▶ **Exercise requirements**
Repeat every entry word for word, but leave the images out of your copy.

▶ **Dataset**
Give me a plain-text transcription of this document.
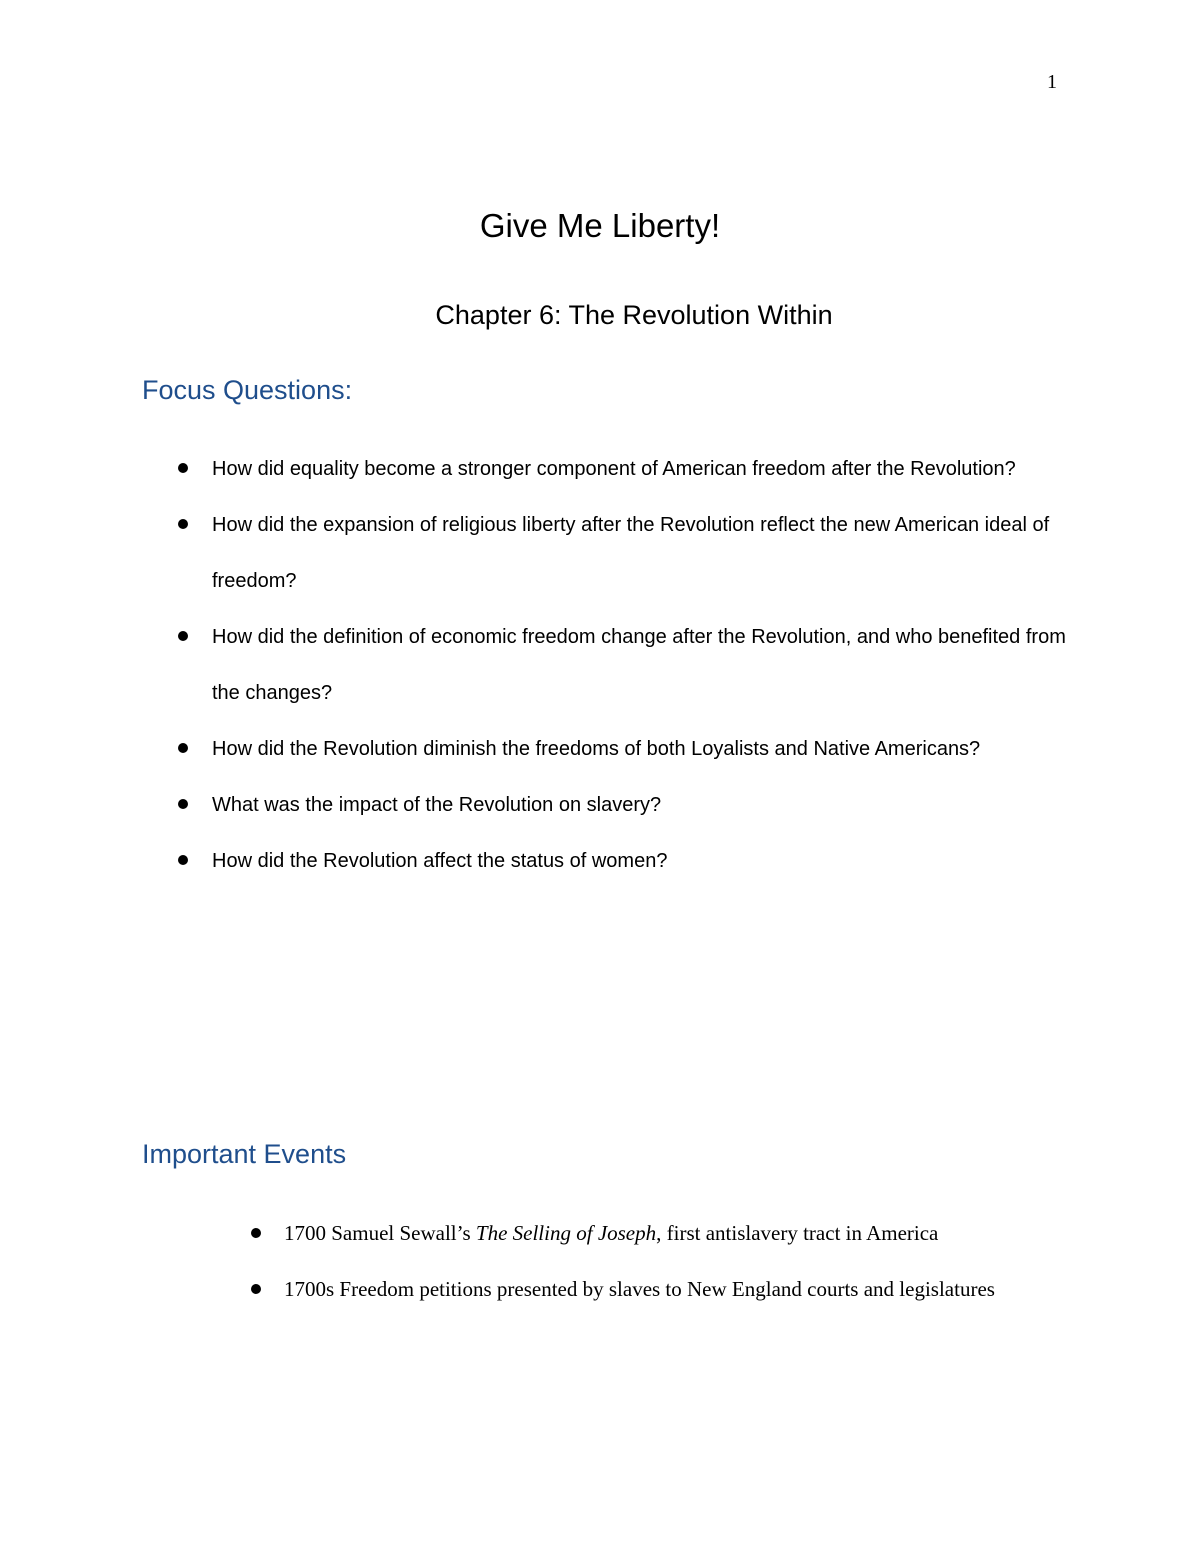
1
Give Me Liberty!
Chapter 6: The Revolution Within
Focus Questions:
How did equality become a stronger component of American freedom after the Revolution?
How did the expansion of religious liberty after the Revolution reflect the new American ideal of freedom?
How did the definition of economic freedom change after the Revolution, and who benefited from the changes?
How did the Revolution diminish the freedoms of both Loyalists and Native Americans?
What was the impact of the Revolution on slavery?
How did the Revolution affect the status of women?
Important Events
1700 Samuel Sewall’s The Selling of Joseph, first antislavery tract in America
1700s Freedom petitions presented by slaves to New England courts and legislatures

▶ **Completed task**
Give me a plain-text transcription of this document.
1
Give Me Liberty!
Chapter 6: The Revolution Within
Focus Questions:
How did equality become a stronger component of American freedom after the Revolution?
How did the expansion of religious liberty after the Revolution reflect the new American ideal of freedom?
How did the definition of economic freedom change after the Revolution, and who benefited from the changes?
How did the Revolution diminish the freedoms of both Loyalists and Native Americans?
What was the impact of the Revolution on slavery?
How did the Revolution affect the status of women?
Important Events
1700 Samuel Sewall’s The Selling of Joseph, first antislavery tract in America
1700s Freedom petitions presented by slaves to New England courts and legislatures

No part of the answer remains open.